__Requirements__
Exactly as written, print each record in the listing.

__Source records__
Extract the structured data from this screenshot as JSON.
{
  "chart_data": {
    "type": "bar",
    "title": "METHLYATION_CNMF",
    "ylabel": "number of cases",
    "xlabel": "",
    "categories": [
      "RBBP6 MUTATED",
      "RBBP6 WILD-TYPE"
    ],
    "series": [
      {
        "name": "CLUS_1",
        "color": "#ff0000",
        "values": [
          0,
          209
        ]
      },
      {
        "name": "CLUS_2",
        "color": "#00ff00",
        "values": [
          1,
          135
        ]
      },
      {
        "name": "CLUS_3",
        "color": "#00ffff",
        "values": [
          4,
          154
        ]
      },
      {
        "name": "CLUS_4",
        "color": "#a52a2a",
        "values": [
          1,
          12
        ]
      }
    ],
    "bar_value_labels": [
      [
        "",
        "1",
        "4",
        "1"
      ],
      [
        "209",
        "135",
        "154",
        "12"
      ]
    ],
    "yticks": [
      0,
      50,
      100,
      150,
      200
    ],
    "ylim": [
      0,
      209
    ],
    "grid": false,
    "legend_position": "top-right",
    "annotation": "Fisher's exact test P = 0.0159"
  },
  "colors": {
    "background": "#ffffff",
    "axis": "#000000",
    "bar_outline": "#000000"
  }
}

__Correct answer__
Extract the structured data from this screenshot as JSON.
{
  "chart_data": {
    "type": "bar",
    "title": "METHLYATION_CNMF",
    "ylabel": "number of cases",
    "xlabel": "",
    "categories": [
      "RBBP6 MUTATED",
      "RBBP6 WILD-TYPE"
    ],
    "series": [
      {
        "name": "CLUS_1",
        "color": "#ff0000",
        "values": [
          0,
          209
        ]
      },
      {
        "name": "CLUS_2",
        "color": "#00ff00",
        "values": [
          1,
          135
        ]
      },
      {
        "name": "CLUS_3",
        "color": "#00ffff",
        "values": [
          4,
          154
        ]
      },
      {
        "name": "CLUS_4",
        "color": "#a52a2a",
        "values": [
          1,
          12
        ]
      }
    ],
    "bar_value_labels": [
      [
        "",
        "1",
        "4",
        "1"
      ],
      [
        "209",
        "135",
        "154",
        "12"
      ]
    ],
    "yticks": [
      0,
      50,
      100,
      150,
      200
    ],
    "ylim": [
      0,
      209
    ],
    "grid": false,
    "legend_position": "top-right",
    "annotation": "Fisher's exact test P = 0.0159"
  },
  "colors": {
    "background": "#ffffff",
    "axis": "#000000",
    "bar_outline": "#000000"
  }
}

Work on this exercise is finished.